Omit every picture, then give all the entries again exactly.

• [Records for this task]:
_ _ _ _ _ _ _
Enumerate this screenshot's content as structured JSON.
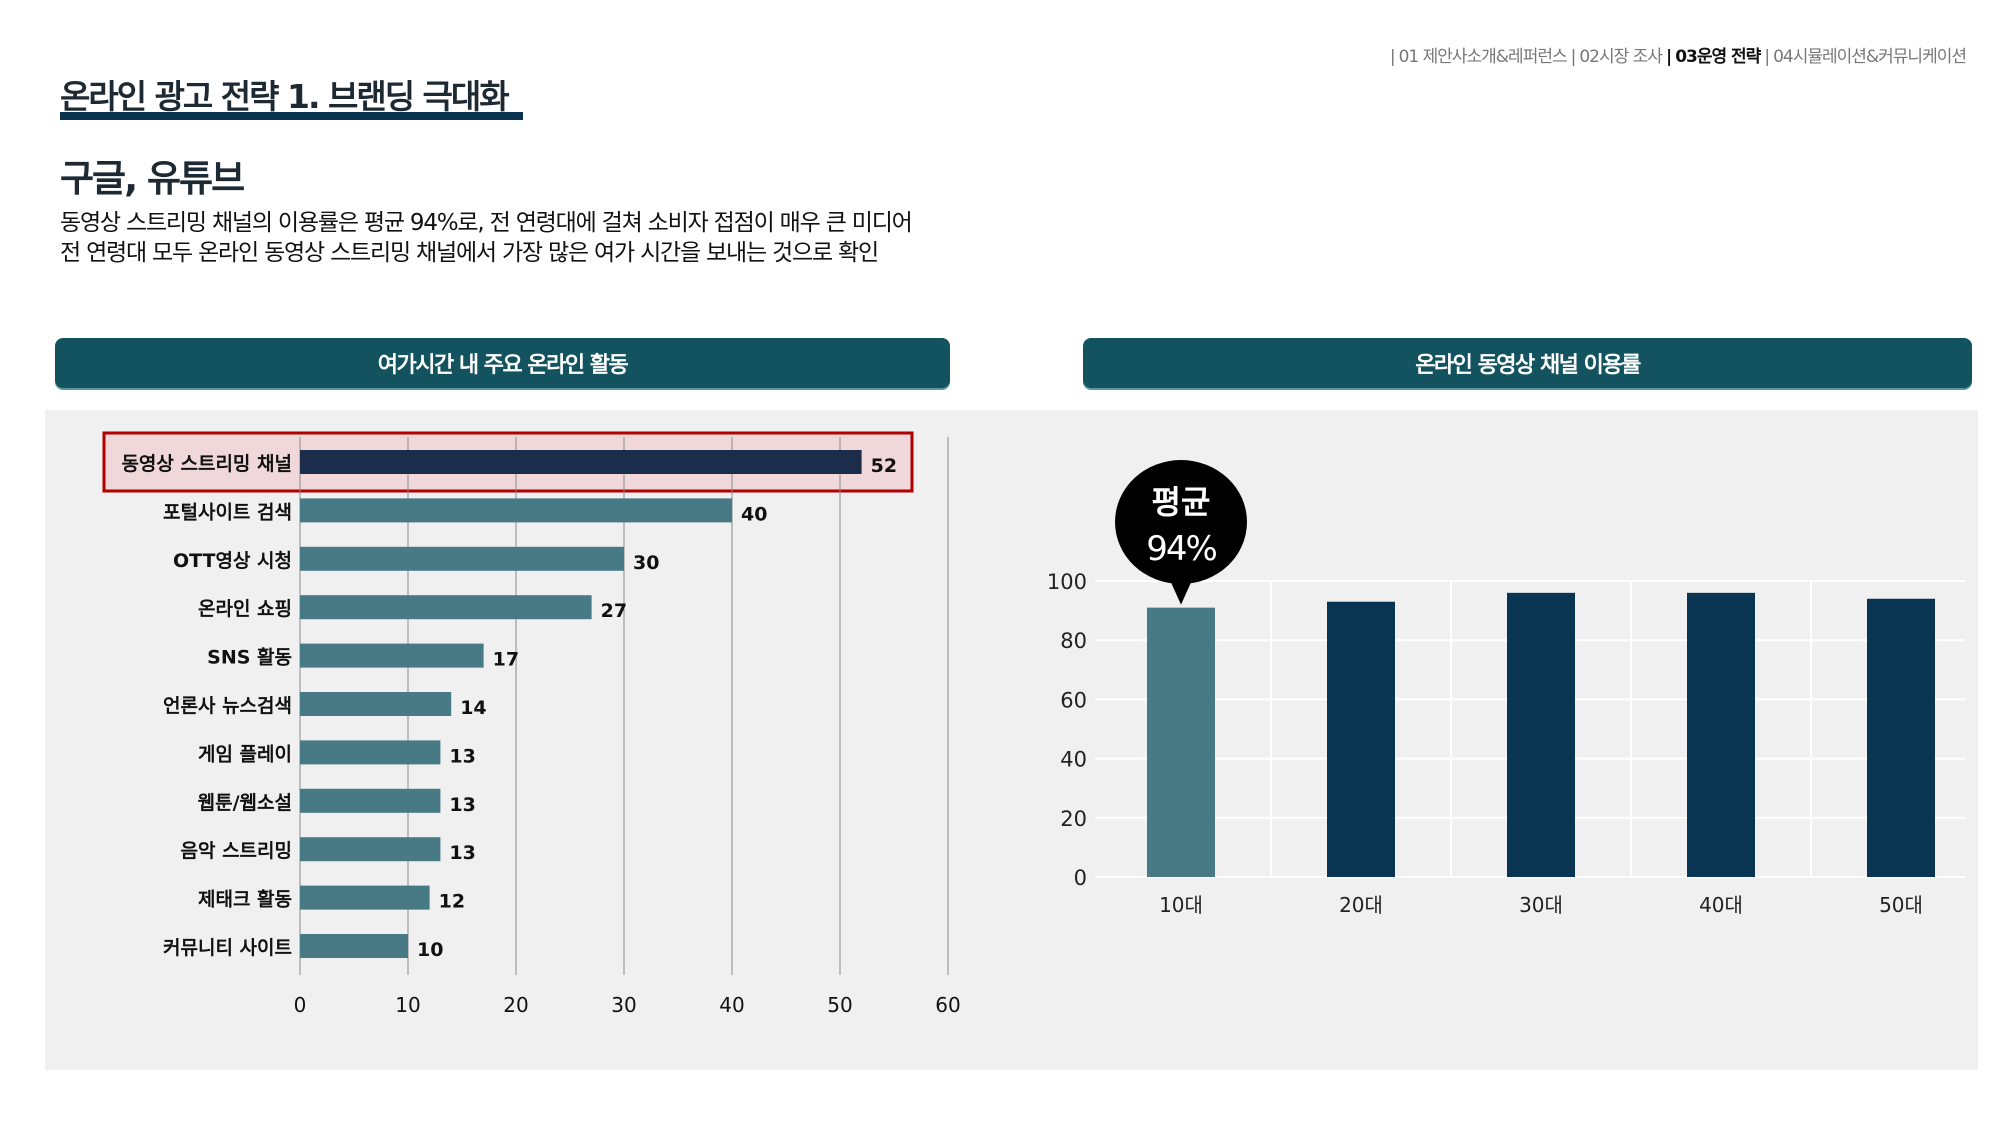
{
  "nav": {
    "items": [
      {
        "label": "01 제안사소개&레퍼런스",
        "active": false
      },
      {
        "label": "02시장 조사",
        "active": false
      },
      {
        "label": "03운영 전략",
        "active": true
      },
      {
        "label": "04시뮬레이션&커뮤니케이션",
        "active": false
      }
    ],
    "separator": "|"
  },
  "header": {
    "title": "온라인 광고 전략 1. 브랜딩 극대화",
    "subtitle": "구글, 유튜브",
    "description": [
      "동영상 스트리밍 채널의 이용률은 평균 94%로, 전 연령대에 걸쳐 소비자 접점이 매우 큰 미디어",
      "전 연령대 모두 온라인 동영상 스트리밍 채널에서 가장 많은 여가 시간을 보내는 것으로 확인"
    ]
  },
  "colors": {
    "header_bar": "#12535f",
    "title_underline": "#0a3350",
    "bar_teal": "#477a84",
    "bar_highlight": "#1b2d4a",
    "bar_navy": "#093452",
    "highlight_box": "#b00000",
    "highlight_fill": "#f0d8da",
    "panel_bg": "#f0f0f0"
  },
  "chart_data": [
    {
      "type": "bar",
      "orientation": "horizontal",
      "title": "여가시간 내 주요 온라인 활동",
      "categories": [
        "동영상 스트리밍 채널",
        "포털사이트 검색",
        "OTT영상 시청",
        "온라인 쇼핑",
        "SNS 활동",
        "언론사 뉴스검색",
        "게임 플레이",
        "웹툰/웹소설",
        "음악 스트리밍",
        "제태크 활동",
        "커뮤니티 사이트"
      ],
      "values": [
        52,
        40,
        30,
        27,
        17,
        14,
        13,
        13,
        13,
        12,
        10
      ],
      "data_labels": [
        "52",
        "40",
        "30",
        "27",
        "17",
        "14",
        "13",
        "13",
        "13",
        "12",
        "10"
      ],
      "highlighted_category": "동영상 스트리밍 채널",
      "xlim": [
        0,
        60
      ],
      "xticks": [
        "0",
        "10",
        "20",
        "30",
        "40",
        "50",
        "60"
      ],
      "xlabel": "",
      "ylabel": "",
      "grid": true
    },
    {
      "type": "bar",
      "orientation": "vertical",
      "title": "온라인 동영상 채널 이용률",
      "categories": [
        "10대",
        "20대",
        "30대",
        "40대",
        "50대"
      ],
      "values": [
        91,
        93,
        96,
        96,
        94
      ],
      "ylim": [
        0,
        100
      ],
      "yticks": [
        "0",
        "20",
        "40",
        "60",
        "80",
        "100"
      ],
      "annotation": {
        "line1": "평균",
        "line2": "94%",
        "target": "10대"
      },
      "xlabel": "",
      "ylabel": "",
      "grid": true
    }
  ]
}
_ _ _ _ _ _ _
• [Result of this task]:
Enumerate this screenshot's content as structured JSON.
{
  "nav": {
    "items": [
      {
        "label": "01 제안사소개&레퍼런스",
        "active": false
      },
      {
        "label": "02시장 조사",
        "active": false
      },
      {
        "label": "03운영 전략",
        "active": true
      },
      {
        "label": "04시뮬레이션&커뮤니케이션",
        "active": false
      }
    ],
    "separator": "|"
  },
  "header": {
    "title": "온라인 광고 전략 1. 브랜딩 극대화",
    "subtitle": "구글, 유튜브",
    "description": [
      "동영상 스트리밍 채널의 이용률은 평균 94%로, 전 연령대에 걸쳐 소비자 접점이 매우 큰 미디어",
      "전 연령대 모두 온라인 동영상 스트리밍 채널에서 가장 많은 여가 시간을 보내는 것으로 확인"
    ]
  },
  "colors": {
    "header_bar": "#12535f",
    "title_underline": "#0a3350",
    "bar_teal": "#477a84",
    "bar_highlight": "#1b2d4a",
    "bar_navy": "#093452",
    "highlight_box": "#b00000",
    "highlight_fill": "#f0d8da",
    "panel_bg": "#f0f0f0"
  },
  "chart_data": [
    {
      "type": "bar",
      "orientation": "horizontal",
      "title": "여가시간 내 주요 온라인 활동",
      "categories": [
        "동영상 스트리밍 채널",
        "포털사이트 검색",
        "OTT영상 시청",
        "온라인 쇼핑",
        "SNS 활동",
        "언론사 뉴스검색",
        "게임 플레이",
        "웹툰/웹소설",
        "음악 스트리밍",
        "제태크 활동",
        "커뮤니티 사이트"
      ],
      "values": [
        52,
        40,
        30,
        27,
        17,
        14,
        13,
        13,
        13,
        12,
        10
      ],
      "data_labels": [
        "52",
        "40",
        "30",
        "27",
        "17",
        "14",
        "13",
        "13",
        "13",
        "12",
        "10"
      ],
      "highlighted_category": "동영상 스트리밍 채널",
      "xlim": [
        0,
        60
      ],
      "xticks": [
        "0",
        "10",
        "20",
        "30",
        "40",
        "50",
        "60"
      ],
      "xlabel": "",
      "ylabel": "",
      "grid": true
    },
    {
      "type": "bar",
      "orientation": "vertical",
      "title": "온라인 동영상 채널 이용률",
      "categories": [
        "10대",
        "20대",
        "30대",
        "40대",
        "50대"
      ],
      "values": [
        91,
        93,
        96,
        96,
        94
      ],
      "ylim": [
        0,
        100
      ],
      "yticks": [
        "0",
        "20",
        "40",
        "60",
        "80",
        "100"
      ],
      "annotation": {
        "line1": "평균",
        "line2": "94%",
        "target": "10대"
      },
      "xlabel": "",
      "ylabel": "",
      "grid": true
    }
  ]
}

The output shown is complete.